> **WHAT YOU HAVE TO DO**
Sift the material for lines containing "Main", and return them.

==== RECORDS PROVIDED ====

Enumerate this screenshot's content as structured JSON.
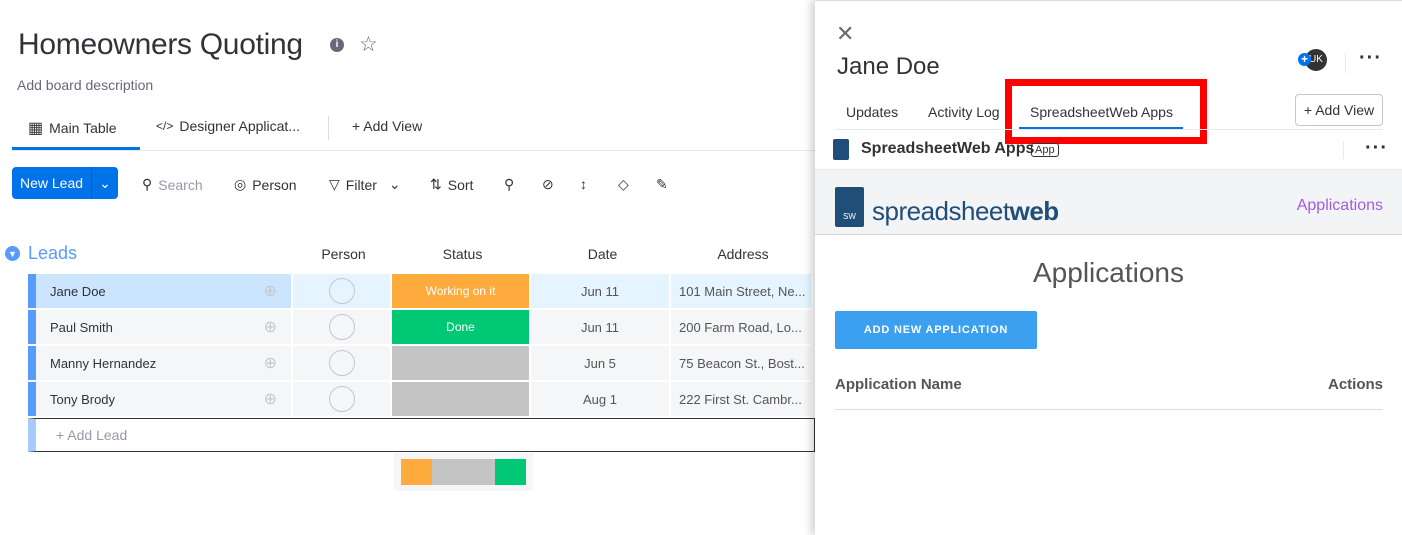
{
  "board": {
    "title": "Homeowners Quoting",
    "description": "Add board description"
  },
  "views": {
    "tabs": [
      {
        "label": "Main Table",
        "active": true
      },
      {
        "label": "Designer Applicat..."
      }
    ],
    "add_view": "+ Add View"
  },
  "toolbar": {
    "new_label": "New Lead",
    "search_placeholder": "Search",
    "person": "Person",
    "filter": "Filter",
    "sort": "Sort"
  },
  "group": {
    "name": "Leads",
    "color": "#579bfc"
  },
  "columns": [
    "Person",
    "Status",
    "Date",
    "Address"
  ],
  "rows": [
    {
      "name": "Jane Doe",
      "status": "Working on it",
      "status_color": "#fdab3d",
      "date": "Jun 11",
      "address": "101 Main Street, Ne..."
    },
    {
      "name": "Paul Smith",
      "status": "Done",
      "status_color": "#00c875",
      "date": "Jun 11",
      "address": "200 Farm Road, Lo..."
    },
    {
      "name": "Manny Hernandez",
      "status": "",
      "status_color": "#c4c4c4",
      "date": "Jun 5",
      "address": "75 Beacon St., Bost..."
    },
    {
      "name": "Tony Brody",
      "status": "",
      "status_color": "#c4c4c4",
      "date": "Aug 1",
      "address": "222 First St. Cambr..."
    }
  ],
  "add_item": "+ Add Lead",
  "status_summary": [
    {
      "color": "#fdab3d",
      "fraction": 0.25
    },
    {
      "color": "#c4c4c4",
      "fraction": 0.5
    },
    {
      "color": "#00c875",
      "fraction": 0.25
    }
  ],
  "panel": {
    "title": "Jane Doe",
    "avatar": "UK",
    "tabs": [
      "Updates",
      "Activity Log",
      "SpreadsheetWeb Apps"
    ],
    "active_tab": "SpreadsheetWeb Apps",
    "add_view": "+ Add View",
    "app_name": "SpreadsheetWeb Apps",
    "app_badge": "App",
    "logo_text_1": "spreadsheet",
    "logo_text_2": "web",
    "nav_link": "Applications",
    "heading": "Applications",
    "add_button": "ADD NEW APPLICATION",
    "table_headers": [
      "Application Name",
      "Actions"
    ],
    "highlight_color": "#ff0000"
  }
}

====

> **THE RESULT**
        "label": "Main Table",
      "address": "101 Main Street, Ne..."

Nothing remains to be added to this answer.